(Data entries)
******************************
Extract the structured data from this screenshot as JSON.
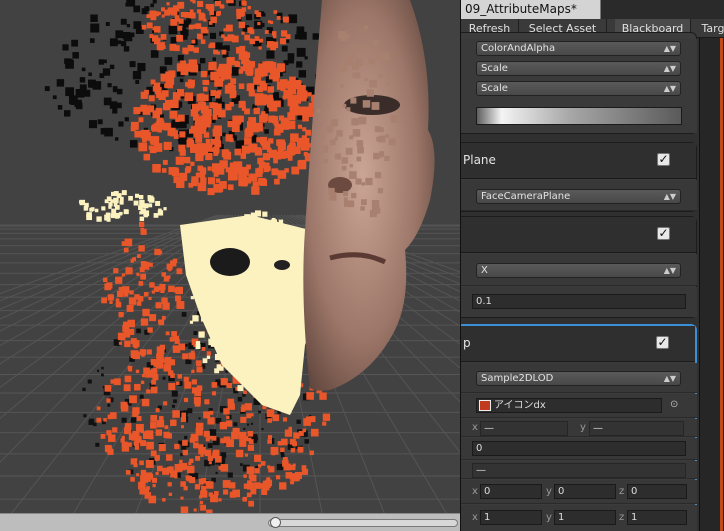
{
  "window": {
    "title": "09_AttributeMaps*"
  },
  "toolbar": {
    "buttons": [
      "Refresh",
      "Select Asset",
      "Blackboard",
      "Targ"
    ]
  },
  "nodes": {
    "color": {
      "dropdowns": [
        "ColorAndAlpha",
        "Scale",
        "Scale"
      ]
    },
    "orient": {
      "title": "Plane",
      "checked": "✓",
      "mode": "FaceCameraPlane"
    },
    "size": {
      "checked": "✓",
      "axis": "X",
      "value": "0.1"
    },
    "attribute_map": {
      "title": "p",
      "checked": "✓",
      "sample_mode": "Sample2DLOD",
      "texture_name": "アイコンdx",
      "uv_x_label": "x",
      "uv_x_value": "—",
      "uv_y_label": "y",
      "uv_y_value": "—",
      "mip_value": "0",
      "mip2_value": "—",
      "offset": {
        "x": "0",
        "y": "0",
        "z": "0"
      },
      "scale": {
        "x": "1",
        "y": "1",
        "z": "1"
      }
    }
  },
  "colors": {
    "accent_orange": "#e8562a",
    "accent_cream": "#fbf2c0",
    "selection_blue": "#3a8fd6"
  },
  "icons": {
    "checkbox": "check-icon",
    "dropdown": "chevron-updown-icon",
    "texture": "texture-thumbnail-icon",
    "object_picker": "target-icon"
  }
}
******************************
Give every record again exactly, apart from the pictures, which stay out.

◆ **CORRECT OUTPUT**:
Extract the structured data from this screenshot as JSON.
{
  "window": {
    "title": "09_AttributeMaps*"
  },
  "toolbar": {
    "buttons": [
      "Refresh",
      "Select Asset",
      "Blackboard",
      "Targ"
    ]
  },
  "nodes": {
    "color": {
      "dropdowns": [
        "ColorAndAlpha",
        "Scale",
        "Scale"
      ]
    },
    "orient": {
      "title": "Plane",
      "checked": "✓",
      "mode": "FaceCameraPlane"
    },
    "size": {
      "checked": "✓",
      "axis": "X",
      "value": "0.1"
    },
    "attribute_map": {
      "title": "p",
      "checked": "✓",
      "sample_mode": "Sample2DLOD",
      "texture_name": "アイコンdx",
      "uv_x_label": "x",
      "uv_x_value": "—",
      "uv_y_label": "y",
      "uv_y_value": "—",
      "mip_value": "0",
      "mip2_value": "—",
      "offset": {
        "x": "0",
        "y": "0",
        "z": "0"
      },
      "scale": {
        "x": "1",
        "y": "1",
        "z": "1"
      }
    }
  },
  "colors": {
    "accent_orange": "#e8562a",
    "accent_cream": "#fbf2c0",
    "selection_blue": "#3a8fd6"
  },
  "icons": {
    "checkbox": "check-icon",
    "dropdown": "chevron-updown-icon",
    "texture": "texture-thumbnail-icon",
    "object_picker": "target-icon"
  }
}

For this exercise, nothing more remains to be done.